_Description of the task:_ Pictures stay out of the copy; set down each line of the listing below exactly.

_Supplied material:_
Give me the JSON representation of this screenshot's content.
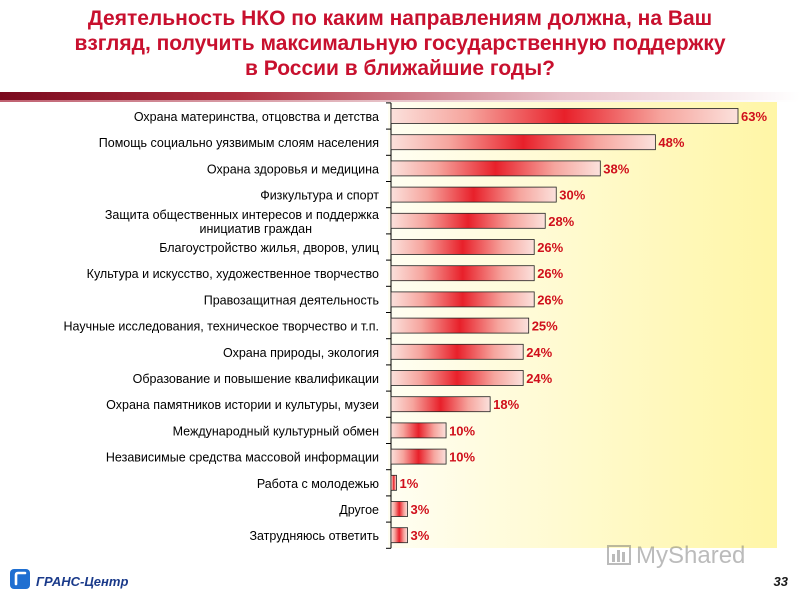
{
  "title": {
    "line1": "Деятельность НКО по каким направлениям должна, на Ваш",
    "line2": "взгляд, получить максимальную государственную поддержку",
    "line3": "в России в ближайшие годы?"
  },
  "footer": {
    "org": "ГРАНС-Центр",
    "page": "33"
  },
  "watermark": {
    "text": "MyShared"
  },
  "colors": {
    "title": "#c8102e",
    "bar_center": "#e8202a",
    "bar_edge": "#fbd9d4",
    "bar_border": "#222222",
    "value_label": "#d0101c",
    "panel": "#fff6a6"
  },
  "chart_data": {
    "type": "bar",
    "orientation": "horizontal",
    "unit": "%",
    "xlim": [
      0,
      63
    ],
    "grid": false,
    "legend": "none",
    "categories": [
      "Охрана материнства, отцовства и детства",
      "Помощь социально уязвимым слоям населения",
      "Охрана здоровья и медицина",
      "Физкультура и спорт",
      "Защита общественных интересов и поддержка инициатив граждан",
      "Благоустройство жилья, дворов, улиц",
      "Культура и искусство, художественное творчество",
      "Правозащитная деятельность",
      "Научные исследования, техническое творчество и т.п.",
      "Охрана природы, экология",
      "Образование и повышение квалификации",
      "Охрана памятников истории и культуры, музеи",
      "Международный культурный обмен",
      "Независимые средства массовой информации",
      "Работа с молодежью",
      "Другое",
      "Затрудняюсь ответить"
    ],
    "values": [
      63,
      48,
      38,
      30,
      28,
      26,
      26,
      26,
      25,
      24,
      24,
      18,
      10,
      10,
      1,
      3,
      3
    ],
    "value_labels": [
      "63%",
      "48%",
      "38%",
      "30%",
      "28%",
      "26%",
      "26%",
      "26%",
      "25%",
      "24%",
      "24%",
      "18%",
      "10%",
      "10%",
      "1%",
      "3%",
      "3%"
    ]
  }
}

_Solution to this problem:_
Give me the JSON representation of this screenshot's content.
{
  "title": {
    "line1": "Деятельность НКО по каким направлениям должна, на Ваш",
    "line2": "взгляд, получить максимальную государственную поддержку",
    "line3": "в России в ближайшие годы?"
  },
  "footer": {
    "org": "ГРАНС-Центр",
    "page": "33"
  },
  "watermark": {
    "text": "MyShared"
  },
  "colors": {
    "title": "#c8102e",
    "bar_center": "#e8202a",
    "bar_edge": "#fbd9d4",
    "bar_border": "#222222",
    "value_label": "#d0101c",
    "panel": "#fff6a6"
  },
  "chart_data": {
    "type": "bar",
    "orientation": "horizontal",
    "unit": "%",
    "xlim": [
      0,
      63
    ],
    "grid": false,
    "legend": "none",
    "categories": [
      "Охрана материнства, отцовства и детства",
      "Помощь социально уязвимым слоям населения",
      "Охрана здоровья и медицина",
      "Физкультура и спорт",
      "Защита общественных интересов и поддержка инициатив граждан",
      "Благоустройство жилья, дворов, улиц",
      "Культура и искусство, художественное творчество",
      "Правозащитная деятельность",
      "Научные исследования, техническое творчество и т.п.",
      "Охрана природы, экология",
      "Образование и повышение квалификации",
      "Охрана памятников истории и культуры, музеи",
      "Международный культурный обмен",
      "Независимые средства массовой информации",
      "Работа с молодежью",
      "Другое",
      "Затрудняюсь ответить"
    ],
    "values": [
      63,
      48,
      38,
      30,
      28,
      26,
      26,
      26,
      25,
      24,
      24,
      18,
      10,
      10,
      1,
      3,
      3
    ],
    "value_labels": [
      "63%",
      "48%",
      "38%",
      "30%",
      "28%",
      "26%",
      "26%",
      "26%",
      "25%",
      "24%",
      "24%",
      "18%",
      "10%",
      "10%",
      "1%",
      "3%",
      "3%"
    ]
  }
}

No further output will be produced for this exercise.